_REQUIRED WORK_:
Copy the rows below from the line with "connection-arcs xyxy=(360,149,522,247)" to the line with "check-icon xyxy=(14,241,25,252)", and in that span alone swap every "feature-label" for "feature-caption", leaving all else unchanged.
### DATA ###
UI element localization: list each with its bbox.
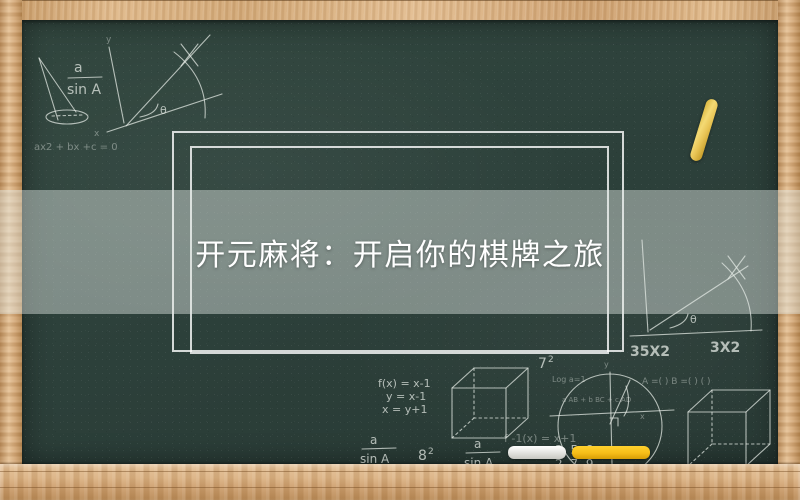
chalk-power-8-base: 8 [418, 448, 427, 464]
chalk-axis-y-right: y [604, 360, 609, 369]
ledge-grain-line-2 [0, 487, 800, 488]
chalk-angle-label-right: θ [690, 313, 697, 326]
ledge-grain-line-1 [0, 471, 800, 472]
chalk-fraction-denominator: sin A [67, 82, 102, 98]
chalk-function-1: f(x) = x-1 [378, 377, 431, 390]
chalk-power-7-base: 7 [538, 356, 547, 372]
chalk-angle-label-left: θ [160, 104, 167, 117]
white-chalk-stick-icon [508, 446, 566, 459]
cube-drawing-center [452, 368, 528, 438]
chalk-axis-y-left: y [106, 35, 112, 45]
chalk-label-3x2: 3X2 [710, 340, 740, 356]
chalk-quadratic-equation: ax2 + bx +c = 0 [34, 142, 118, 153]
chalk-log-label: Log a=1 [552, 375, 586, 384]
headline-container: 开元麻将：开启你的棋牌之旅 [0, 190, 800, 314]
chalkboard-banner: a sin A y x θ ax2 + bx +c = 0 [0, 0, 800, 500]
chalk-power-8-exponent: 2 [428, 447, 434, 457]
wooden-ledge [0, 464, 800, 500]
chalk-fraction-mid-den: sin A [464, 456, 494, 464]
page-title: 开元麻将：开启你的棋牌之旅 [195, 230, 605, 274]
chalk-matrix-expression: A =( ) B =( ) ( ) [642, 377, 711, 387]
chalk-inverse-function: f -1(x) = x+1 [504, 432, 576, 445]
chalk-fraction-left-den: sin A [360, 452, 390, 464]
cube-drawing-right [688, 390, 770, 464]
chalk-function-3: x = y+1 [382, 403, 427, 416]
chalk-axis-x-left: x [94, 129, 100, 139]
chalk-fraction-numerator: a [74, 60, 83, 76]
yellow-chalk-ledge-icon [572, 446, 650, 459]
angle-construction-left [107, 35, 222, 132]
chalk-power-7-exponent: 2 [548, 355, 554, 365]
chalk-label-35x2: 35X2 [630, 344, 670, 360]
chalk-fraction-left-num: a [370, 433, 377, 447]
chalk-function-2: y = x-1 [386, 390, 426, 403]
chalk-fraction-mid-num: a [474, 437, 481, 451]
chalk-vector-expression: a AB + b BC + c AD [562, 396, 631, 404]
chalk-axis-x-right: x [640, 412, 645, 421]
cone-drawing [39, 58, 88, 124]
yellow-chalk-stick-icon [689, 98, 719, 163]
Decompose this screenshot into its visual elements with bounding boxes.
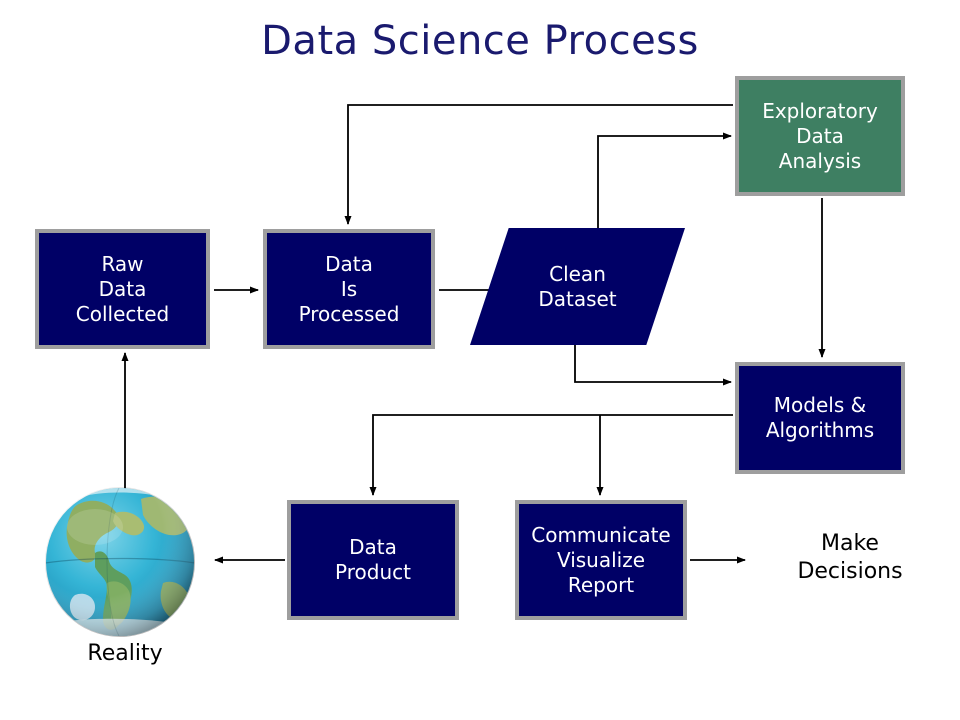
node-label: Exploratory Data Analysis: [762, 99, 878, 174]
node-communicate-visualize-report[interactable]: Communicate Visualize Report: [515, 500, 687, 620]
node-raw-data-collected[interactable]: Raw Data Collected: [35, 229, 210, 349]
connector-clean-to-models: [575, 345, 731, 382]
connector-eda-to-processed: [348, 105, 733, 224]
make-decisions-label: Make Decisions: [760, 530, 940, 585]
node-label: Communicate Visualize Report: [531, 523, 670, 598]
reality-label: Reality: [70, 640, 180, 668]
globe-icon: [45, 487, 195, 637]
node-label: Clean Dataset: [470, 228, 685, 345]
node-label: Models & Algorithms: [766, 393, 874, 443]
node-models-and-algorithms[interactable]: Models & Algorithms: [735, 362, 905, 474]
connector-models-to-data-product: [373, 415, 733, 495]
globe-earth-graphic: [45, 487, 195, 637]
diagram-canvas: Data Science Process Raw Data CollectedD…: [0, 0, 960, 720]
node-data-is-processed[interactable]: Data Is Processed: [263, 229, 435, 349]
node-clean-dataset[interactable]: Clean Dataset: [470, 228, 685, 345]
node-label: Raw Data Collected: [76, 252, 169, 327]
node-label: Data Product: [335, 535, 411, 585]
node-label: Data Is Processed: [299, 252, 400, 327]
node-exploratory-data-analysis[interactable]: Exploratory Data Analysis: [735, 76, 905, 196]
node-data-product[interactable]: Data Product: [287, 500, 459, 620]
connector-clean-to-eda: [598, 136, 731, 230]
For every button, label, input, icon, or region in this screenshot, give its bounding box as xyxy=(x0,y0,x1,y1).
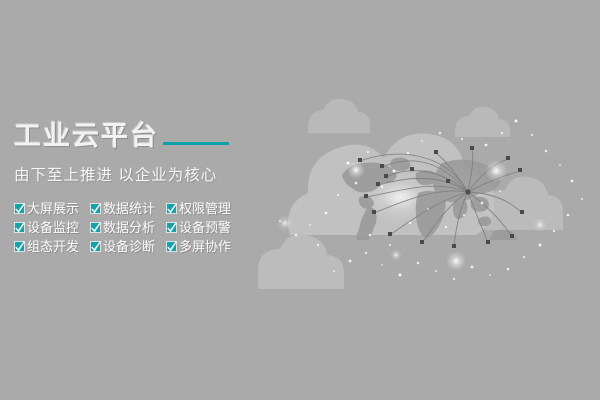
connection-arcs xyxy=(360,149,522,247)
feature-item-1[interactable]: 大屏展示 xyxy=(14,199,86,218)
feature-item-7[interactable]: 组态开发 xyxy=(14,237,86,256)
page-subtitle: 由下至上推进 以企业为核心 xyxy=(14,163,250,185)
feature-label: 组态开发 xyxy=(27,240,79,253)
check-icon xyxy=(90,241,101,252)
check-icon xyxy=(166,241,177,252)
feature-item-5[interactable]: 数据分析 xyxy=(90,218,162,237)
feature-label: 大屏展示 xyxy=(27,202,79,215)
sparkle-glows xyxy=(277,160,547,271)
cloud-shape-bottom-left xyxy=(258,234,344,289)
feature-label: 设备预警 xyxy=(179,221,231,234)
check-icon xyxy=(166,222,177,233)
cloud-shape-main xyxy=(288,134,494,236)
feature-item-8[interactable]: 设备诊断 xyxy=(90,237,162,256)
feature-label: 多屏协作 xyxy=(179,240,231,253)
network-nodes xyxy=(358,146,524,248)
feature-label: 数据统计 xyxy=(103,202,155,215)
feature-label: 权限管理 xyxy=(179,202,231,215)
title-row: 工业云平台 xyxy=(14,118,250,154)
check-icon xyxy=(14,203,25,214)
check-icon xyxy=(166,203,177,214)
cloud-world-network-illustration xyxy=(250,75,600,305)
check-icon xyxy=(14,241,25,252)
feature-item-6[interactable]: 设备预警 xyxy=(166,218,242,237)
promo-banner: 工业云平台 由下至上推进 以企业为核心 大屏展示 数据统计 权限管理 设备监控 xyxy=(0,0,600,400)
check-icon xyxy=(90,222,101,233)
headline-block: 工业云平台 由下至上推进 以企业为核心 大屏展示 数据统计 权限管理 设备监控 xyxy=(14,118,250,256)
cloud-shape-right xyxy=(485,177,563,230)
feature-item-3[interactable]: 权限管理 xyxy=(166,199,242,218)
check-icon xyxy=(14,222,25,233)
feature-label: 设备诊断 xyxy=(103,240,155,253)
feature-label: 数据分析 xyxy=(103,221,155,234)
title-accent-rule xyxy=(163,142,229,145)
feature-item-9[interactable]: 多屏协作 xyxy=(166,237,242,256)
feature-list: 大屏展示 数据统计 权限管理 设备监控 数据分析 xyxy=(14,199,250,256)
page-title: 工业云平台 xyxy=(14,123,159,150)
feature-item-4[interactable]: 设备监控 xyxy=(14,218,86,237)
feature-item-2[interactable]: 数据统计 xyxy=(90,199,162,218)
cloud-shape-back xyxy=(308,99,510,137)
world-map xyxy=(342,157,524,257)
sparkle-dots xyxy=(279,120,583,281)
check-icon xyxy=(90,203,101,214)
network-hub-node xyxy=(465,189,470,194)
feature-label: 设备监控 xyxy=(27,221,79,234)
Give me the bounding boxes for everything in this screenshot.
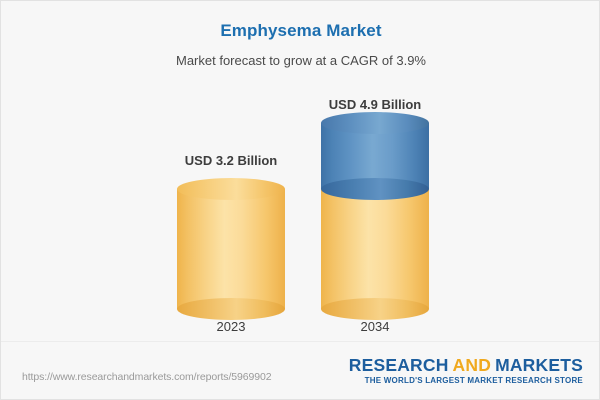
###
_EXERCISE ANSWER_:
connection-arcs xyxy=(360,149,522,247)
feature-item-1[interactable]: 大屏展示 xyxy=(14,199,86,218)
feature-item-7[interactable]: 组态开发 xyxy=(14,237,86,256)
page-subtitle: 由下至上推进 以企业为核心 xyxy=(14,163,250,185)
feature-caption: 组态开发 xyxy=(27,240,79,253)
check-icon xyxy=(90,241,101,252)
check-icon xyxy=(166,241,177,252)
feature-item-5[interactable]: 数据分析 xyxy=(90,218,162,237)
feature-caption: 大屏展示 xyxy=(27,202,79,215)
sparkle-glows xyxy=(277,160,547,271)
cloud-shape-bottom-left xyxy=(258,234,344,289)
feature-caption: 设备预警 xyxy=(179,221,231,234)
check-icon xyxy=(166,222,177,233)
cloud-shape-main xyxy=(288,134,494,236)
feature-item-8[interactable]: 设备诊断 xyxy=(90,237,162,256)
feature-caption: 多屏协作 xyxy=(179,240,231,253)
network-nodes xyxy=(358,146,524,248)
feature-caption: 数据统计 xyxy=(103,202,155,215)
feature-caption: 权限管理 xyxy=(179,202,231,215)
title-row: 工业云平台 xyxy=(14,118,250,154)
check-icon xyxy=(14,203,25,214)
check-icon xyxy=(166,203,177,214)
cloud-world-network-illustration xyxy=(250,75,600,305)
check-icon xyxy=(14,241,25,252)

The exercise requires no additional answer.